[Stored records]
⁂

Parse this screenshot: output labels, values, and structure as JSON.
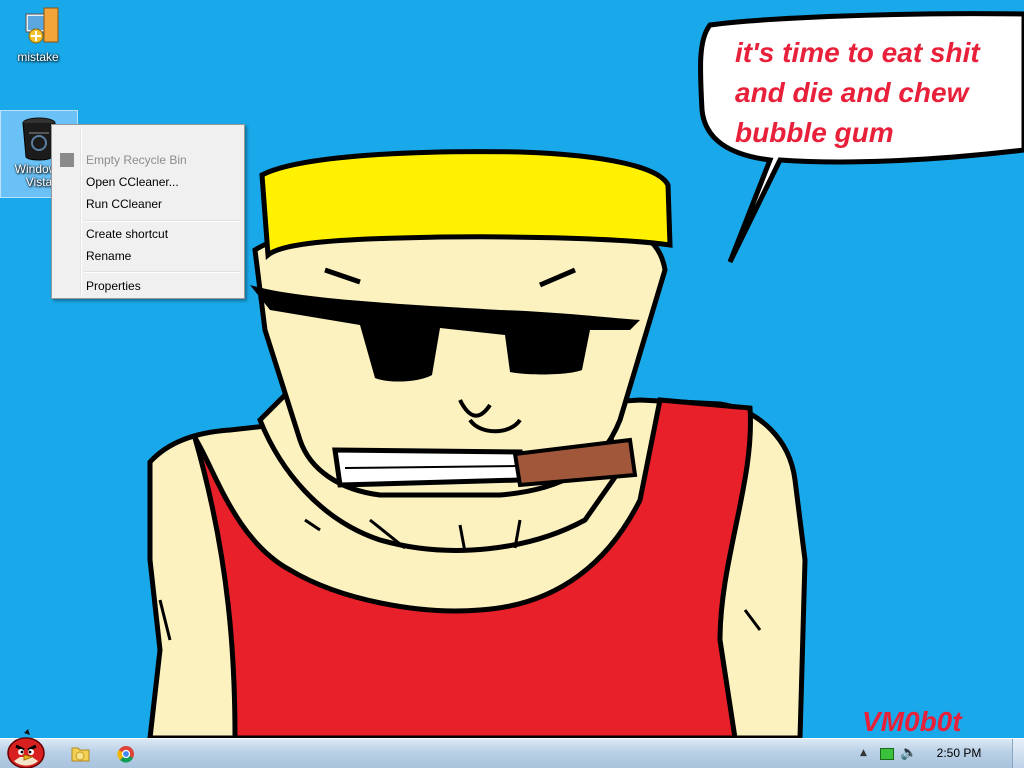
{
  "desktop": {
    "icons": [
      {
        "label": "mistake"
      },
      {
        "label_line1": "Windows",
        "label_line2": "Vista"
      }
    ],
    "wallpaper": {
      "speech_line1": "it's time to eat shit",
      "speech_line2": "and die and chew",
      "speech_line3": "bubble gum",
      "signature": "VM0b0t"
    }
  },
  "context_menu": {
    "items": [
      {
        "label": "Empty Recycle Bin",
        "enabled": false
      },
      {
        "label": "Open CCleaner..."
      },
      {
        "label": "Run CCleaner"
      },
      {
        "label": "Create shortcut"
      },
      {
        "label": "Rename"
      },
      {
        "label": "Properties"
      }
    ]
  },
  "taskbar": {
    "clock": "2:50 PM",
    "pinned": [
      "start-orb-angry-bird-icon",
      "file-explorer-icon",
      "chrome-icon"
    ]
  },
  "colors": {
    "sky": "#19a9ea",
    "shirt": "#e8202a",
    "skin": "#fbf2c0",
    "hat": "#fff100",
    "speech_text": "#e8203a"
  }
}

⁂

> **What to produce**:
Gather all lines of the records that include the word "CCleaner".

> **Written reply**:
        "label": "Open CCleaner..."
        "label": "Run CCleaner"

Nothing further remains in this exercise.